EXERCISE OBJECTIVE
Show all lines of the listing that contain the word "What".
***** RECORDS SUPPLIED
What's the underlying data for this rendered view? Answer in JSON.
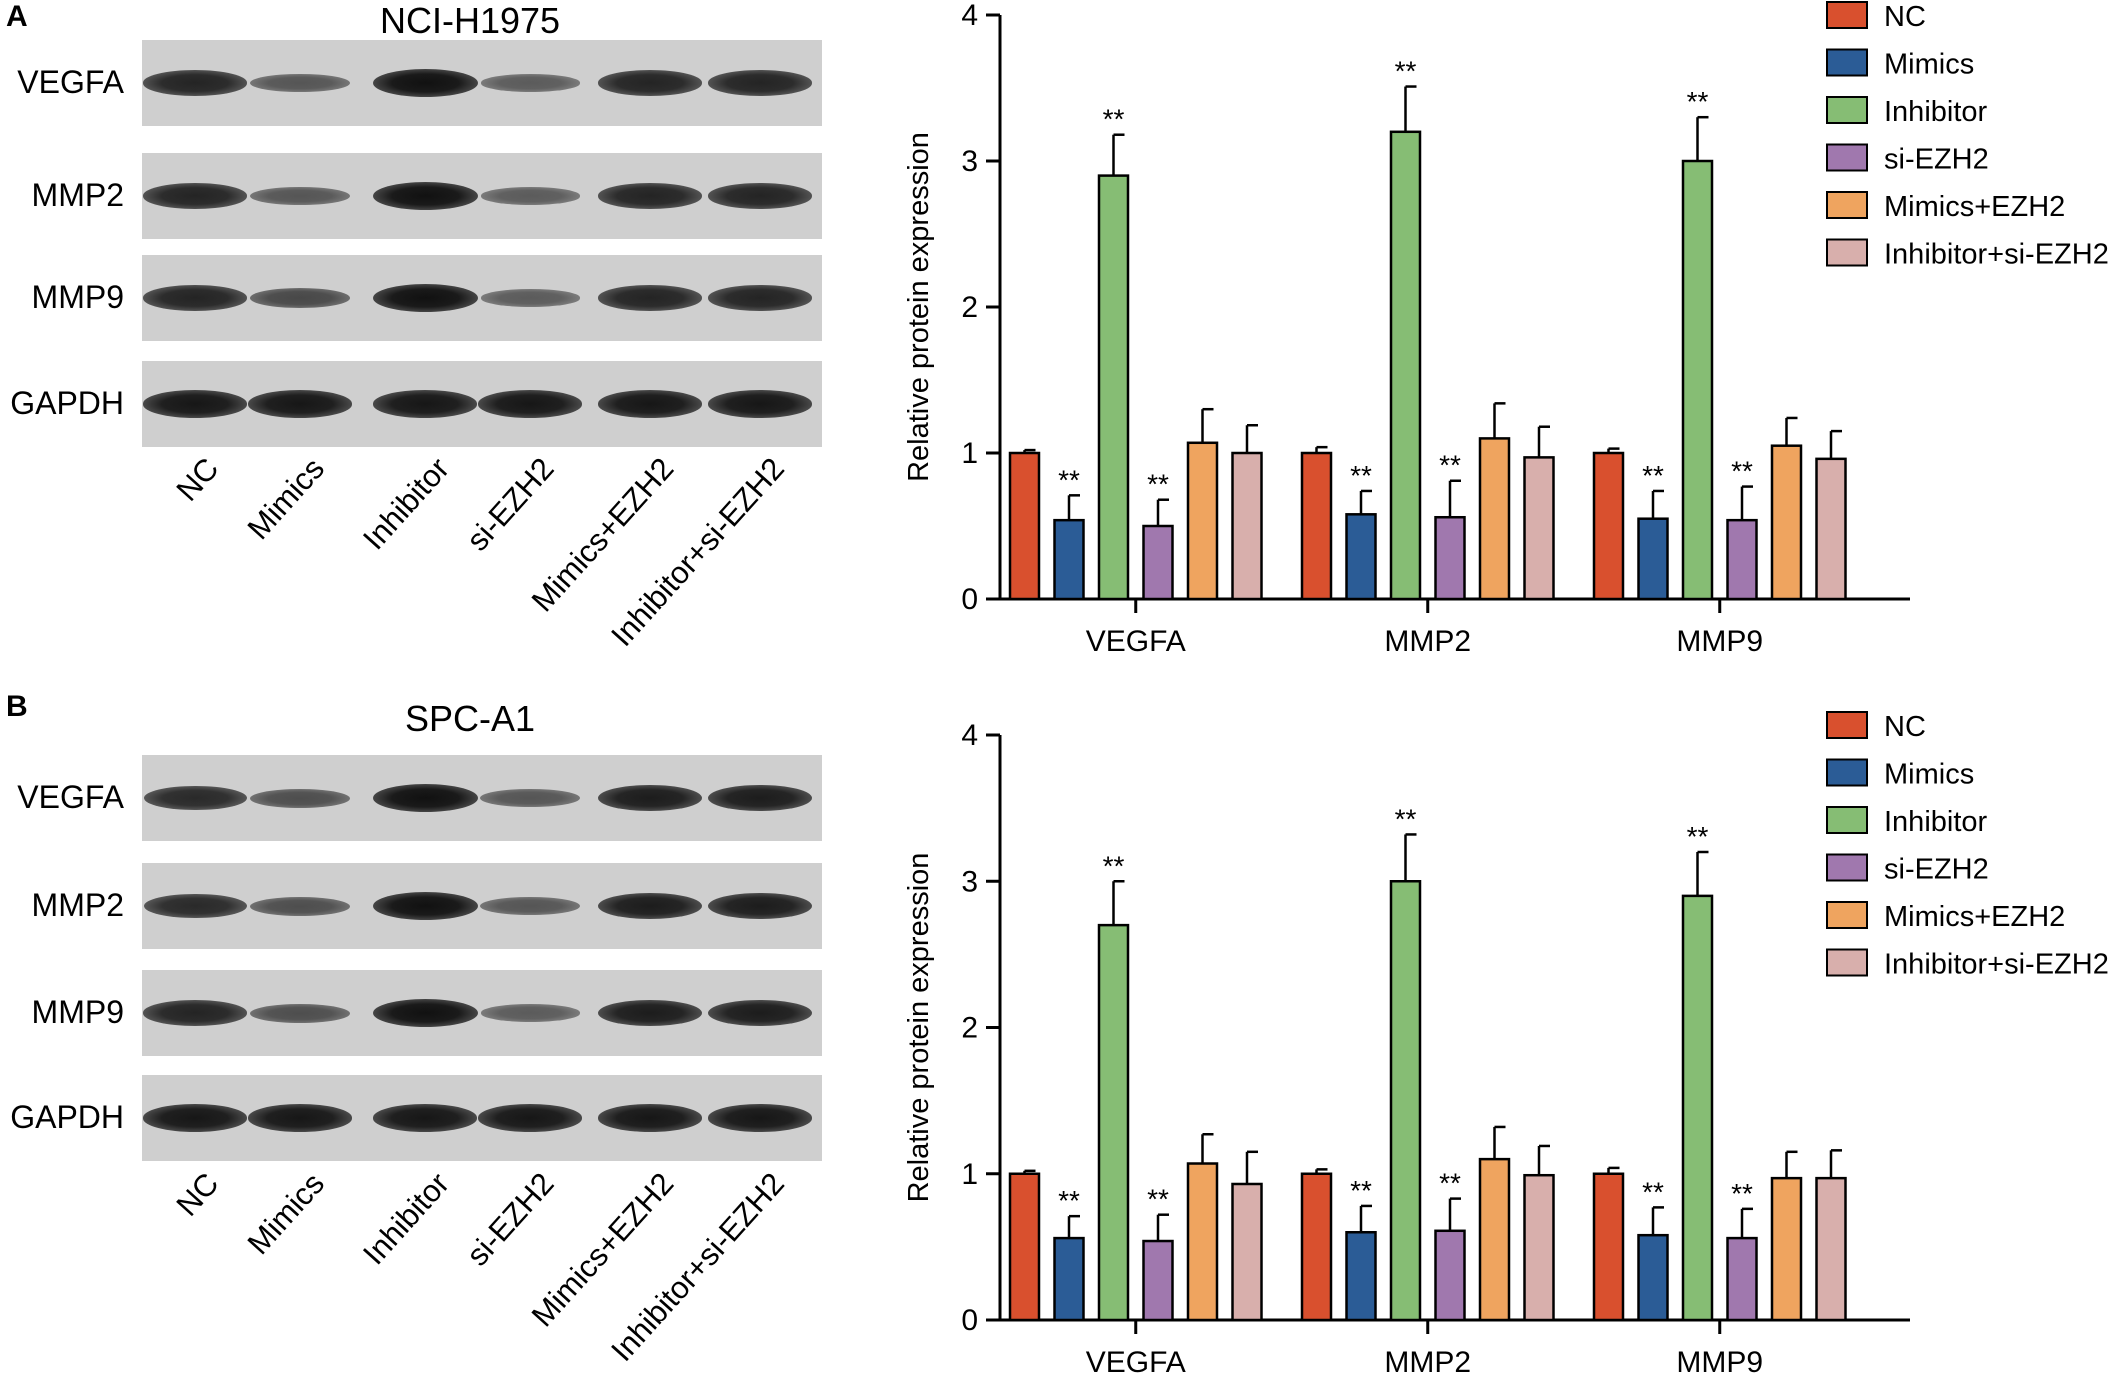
{
  "panels": [
    {
      "letter": "A",
      "cell_line": "NCI-H1975",
      "blot_rows": [
        "VEGFA",
        "MMP2",
        "MMP9",
        "GAPDH"
      ],
      "lanes": [
        "NC",
        "Mimics",
        "Inhibitor",
        "si-EZH2",
        "Mimics+EZH2",
        "Inhibitor+si-EZH2"
      ],
      "band_intensity": {
        "VEGFA": [
          0.85,
          0.45,
          1.0,
          0.4,
          0.85,
          0.85
        ],
        "MMP2": [
          0.85,
          0.45,
          1.0,
          0.4,
          0.85,
          0.85
        ],
        "MMP9": [
          0.85,
          0.55,
          1.0,
          0.4,
          0.85,
          0.85
        ],
        "GAPDH": [
          0.95,
          0.95,
          0.95,
          0.95,
          0.95,
          0.95
        ]
      }
    },
    {
      "letter": "B",
      "cell_line": "SPC-A1",
      "blot_rows": [
        "VEGFA",
        "MMP2",
        "MMP9",
        "GAPDH"
      ],
      "lanes": [
        "NC",
        "Mimics",
        "Inhibitor",
        "si-EZH2",
        "Mimics+EZH2",
        "Inhibitor+si-EZH2"
      ],
      "band_intensity": {
        "VEGFA": [
          0.8,
          0.5,
          1.0,
          0.45,
          0.9,
          0.9
        ],
        "MMP2": [
          0.8,
          0.5,
          1.0,
          0.45,
          0.9,
          0.9
        ],
        "MMP9": [
          0.85,
          0.5,
          1.0,
          0.4,
          0.9,
          0.9
        ],
        "GAPDH": [
          0.95,
          0.95,
          0.95,
          0.95,
          0.95,
          0.95
        ]
      }
    }
  ],
  "colors": {
    "NC": "#d9502e",
    "Mimics": "#2b5c96",
    "Inhibitor": "#86bd74",
    "si-EZH2": "#a078ae",
    "Mimics+EZH2": "#efa45f",
    "Inhibitor+si-EZH2": "#d8afac"
  },
  "chart_data": [
    {
      "type": "bar",
      "categories": [
        "VEGFA",
        "MMP2",
        "MMP9"
      ],
      "ylabel": "Relative protein expression",
      "ylim": [
        0,
        4
      ],
      "yticks": [
        0,
        1,
        2,
        3,
        4
      ],
      "legend": "top-right",
      "series": [
        {
          "name": "NC",
          "values": [
            1.0,
            1.0,
            1.0
          ],
          "errors": [
            0.02,
            0.04,
            0.03
          ],
          "sig": [
            "",
            "",
            ""
          ]
        },
        {
          "name": "Mimics",
          "values": [
            0.54,
            0.58,
            0.55
          ],
          "errors": [
            0.17,
            0.16,
            0.19
          ],
          "sig": [
            "**",
            "**",
            "**"
          ]
        },
        {
          "name": "Inhibitor",
          "values": [
            2.9,
            3.2,
            3.0
          ],
          "errors": [
            0.28,
            0.31,
            0.3
          ],
          "sig": [
            "**",
            "**",
            "**"
          ]
        },
        {
          "name": "si-EZH2",
          "values": [
            0.5,
            0.56,
            0.54
          ],
          "errors": [
            0.18,
            0.25,
            0.23
          ],
          "sig": [
            "**",
            "**",
            "**"
          ]
        },
        {
          "name": "Mimics+EZH2",
          "values": [
            1.07,
            1.1,
            1.05
          ],
          "errors": [
            0.23,
            0.24,
            0.19
          ],
          "sig": [
            "",
            "",
            ""
          ]
        },
        {
          "name": "Inhibitor+si-EZH2",
          "values": [
            1.0,
            0.97,
            0.96
          ],
          "errors": [
            0.19,
            0.21,
            0.19
          ],
          "sig": [
            "",
            "",
            ""
          ]
        }
      ]
    },
    {
      "type": "bar",
      "categories": [
        "VEGFA",
        "MMP2",
        "MMP9"
      ],
      "ylabel": "Relative protein expression",
      "ylim": [
        0,
        4
      ],
      "yticks": [
        0,
        1,
        2,
        3,
        4
      ],
      "legend": "top-right",
      "series": [
        {
          "name": "NC",
          "values": [
            1.0,
            1.0,
            1.0
          ],
          "errors": [
            0.02,
            0.03,
            0.04
          ],
          "sig": [
            "",
            "",
            ""
          ]
        },
        {
          "name": "Mimics",
          "values": [
            0.56,
            0.6,
            0.58
          ],
          "errors": [
            0.15,
            0.18,
            0.19
          ],
          "sig": [
            "**",
            "**",
            "**"
          ]
        },
        {
          "name": "Inhibitor",
          "values": [
            2.7,
            3.0,
            2.9
          ],
          "errors": [
            0.3,
            0.32,
            0.3
          ],
          "sig": [
            "**",
            "**",
            "**"
          ]
        },
        {
          "name": "si-EZH2",
          "values": [
            0.54,
            0.61,
            0.56
          ],
          "errors": [
            0.18,
            0.22,
            0.2
          ],
          "sig": [
            "**",
            "**",
            "**"
          ]
        },
        {
          "name": "Mimics+EZH2",
          "values": [
            1.07,
            1.1,
            0.97
          ],
          "errors": [
            0.2,
            0.22,
            0.18
          ],
          "sig": [
            "",
            "",
            ""
          ]
        },
        {
          "name": "Inhibitor+si-EZH2",
          "values": [
            0.93,
            0.99,
            0.97
          ],
          "errors": [
            0.22,
            0.2,
            0.19
          ],
          "sig": [
            "",
            "",
            ""
          ]
        }
      ]
    }
  ]
}
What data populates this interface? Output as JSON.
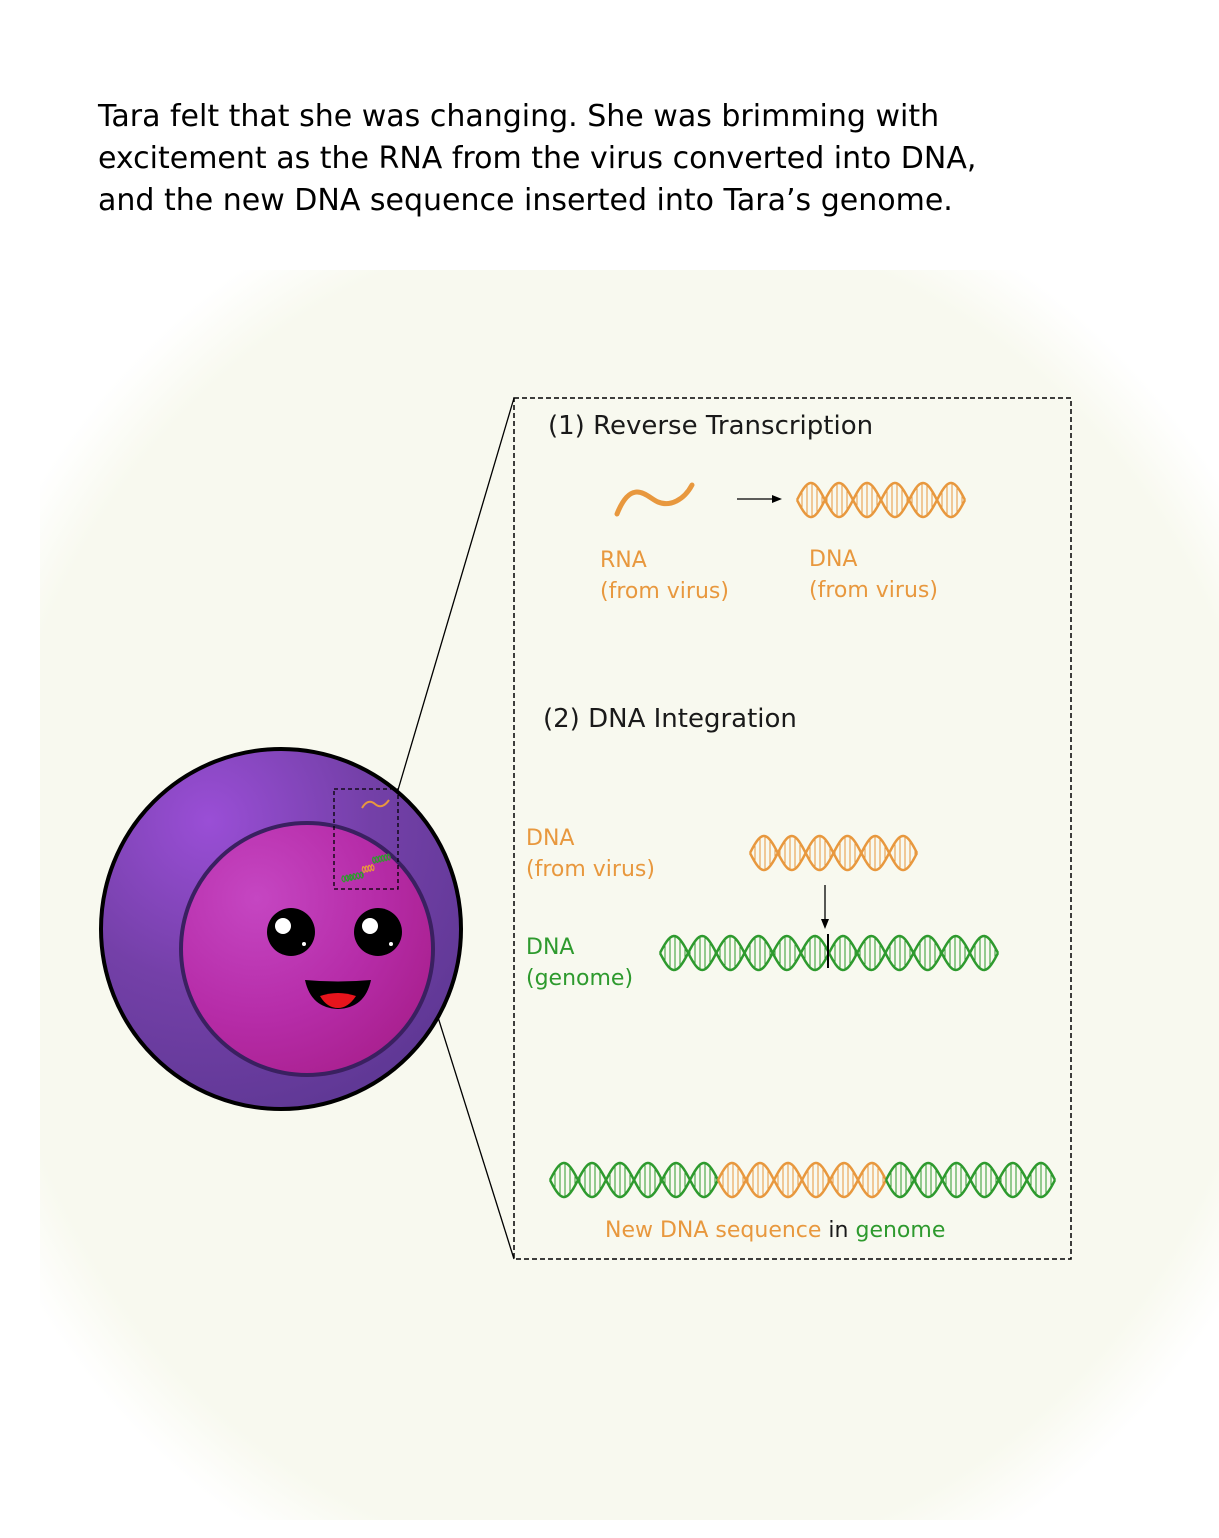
{
  "caption": {
    "line1": "Tara felt that she was changing. She was brimming with",
    "line2": "excitement as the RNA from the virus converted into DNA,",
    "line3": "and the new DNA sequence inserted into Tara’s genome."
  },
  "colors": {
    "virus": "#e8983e",
    "genome": "#2e9a2e",
    "cell_outer": "#6a3b9a",
    "nucleus": "#b0269a",
    "background": "#f8f9ef"
  },
  "inset": {
    "step1": {
      "title": "(1) Reverse Transcription",
      "rna_label": "RNA",
      "rna_sub": "(from virus)",
      "dna_label": "DNA",
      "dna_sub": "(from virus)"
    },
    "step2": {
      "title": "(2) DNA Integration",
      "virus_dna_label": "DNA",
      "virus_dna_sub": "(from virus)",
      "genome_dna_label": "DNA",
      "genome_dna_sub": "(genome)"
    },
    "result": {
      "part1": "New DNA sequence",
      "part2": " in ",
      "part3": "genome"
    }
  }
}
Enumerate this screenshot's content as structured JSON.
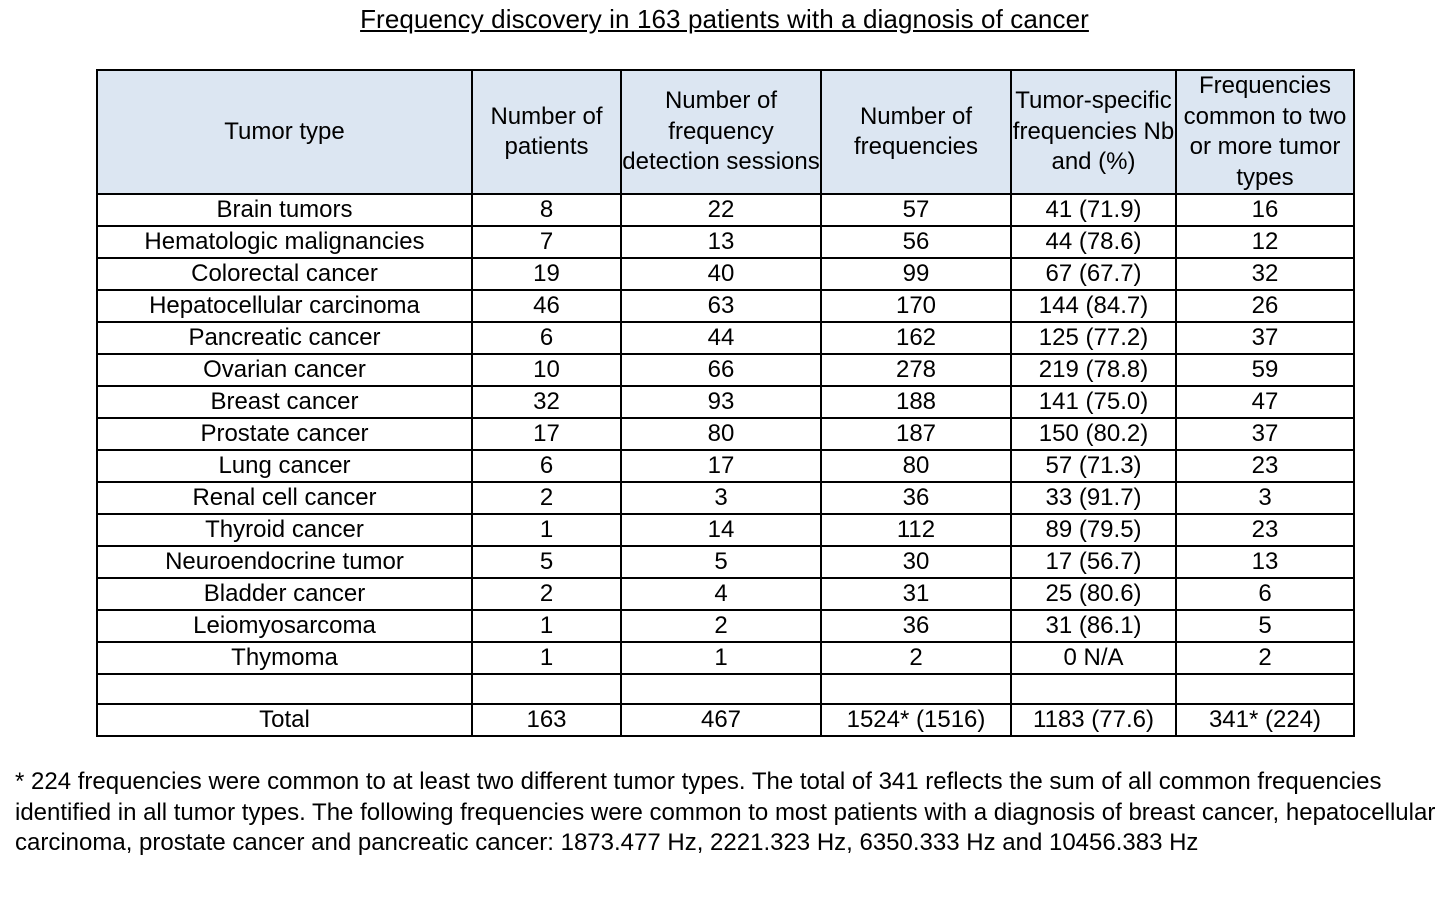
{
  "title": "Frequency discovery in 163 patients with a diagnosis of cancer",
  "headers": [
    "Tumor type",
    "Number of patients",
    "Number of frequency detection sessions",
    "Number of frequencies",
    "Tumor-specific frequencies Nb and (%)",
    "Frequencies common to two or more tumor types"
  ],
  "rows": [
    [
      "Brain tumors",
      "8",
      "22",
      "57",
      "41 (71.9)",
      "16"
    ],
    [
      "Hematologic malignancies",
      "7",
      "13",
      "56",
      "44 (78.6)",
      "12"
    ],
    [
      "Colorectal cancer",
      "19",
      "40",
      "99",
      "67 (67.7)",
      "32"
    ],
    [
      "Hepatocellular carcinoma",
      "46",
      "63",
      "170",
      "144 (84.7)",
      "26"
    ],
    [
      "Pancreatic cancer",
      "6",
      "44",
      "162",
      "125 (77.2)",
      "37"
    ],
    [
      "Ovarian cancer",
      "10",
      "66",
      "278",
      "219 (78.8)",
      "59"
    ],
    [
      "Breast cancer",
      "32",
      "93",
      "188",
      "141 (75.0)",
      "47"
    ],
    [
      "Prostate cancer",
      "17",
      "80",
      "187",
      "150 (80.2)",
      "37"
    ],
    [
      "Lung cancer",
      "6",
      "17",
      "80",
      "57 (71.3)",
      "23"
    ],
    [
      "Renal cell cancer",
      "2",
      "3",
      "36",
      "33 (91.7)",
      "3"
    ],
    [
      "Thyroid cancer",
      "1",
      "14",
      "112",
      "89 (79.5)",
      "23"
    ],
    [
      "Neuroendocrine tumor",
      "5",
      "5",
      "30",
      "17 (56.7)",
      "13"
    ],
    [
      "Bladder cancer",
      "2",
      "4",
      "31",
      "25 (80.6)",
      "6"
    ],
    [
      "Leiomyosarcoma",
      "1",
      "2",
      "36",
      "31 (86.1)",
      "5"
    ],
    [
      "Thymoma",
      "1",
      "1",
      "2",
      "0 N/A",
      "2"
    ]
  ],
  "total": [
    "Total",
    "163",
    "467",
    "1524* (1516)",
    "1183 (77.6)",
    "341* (224)"
  ],
  "colors": {
    "header_bg": "#dce6f2",
    "border": "#000000"
  },
  "footnote": "* 224 frequencies were common to at least two different tumor types. The total of 341 reflects the sum of all common frequencies identified in all tumor types. The following frequencies were common to most patients with a diagnosis of breast cancer, hepatocellular carcinoma, prostate cancer and pancreatic cancer: 1873.477 Hz, 2221.323 Hz, 6350.333 Hz and 10456.383 Hz"
}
**********
COMPLETED EXERCISE
What's the underlying data for this rendered view? Answer in JSON.
What data populates this interface? Output as JSON.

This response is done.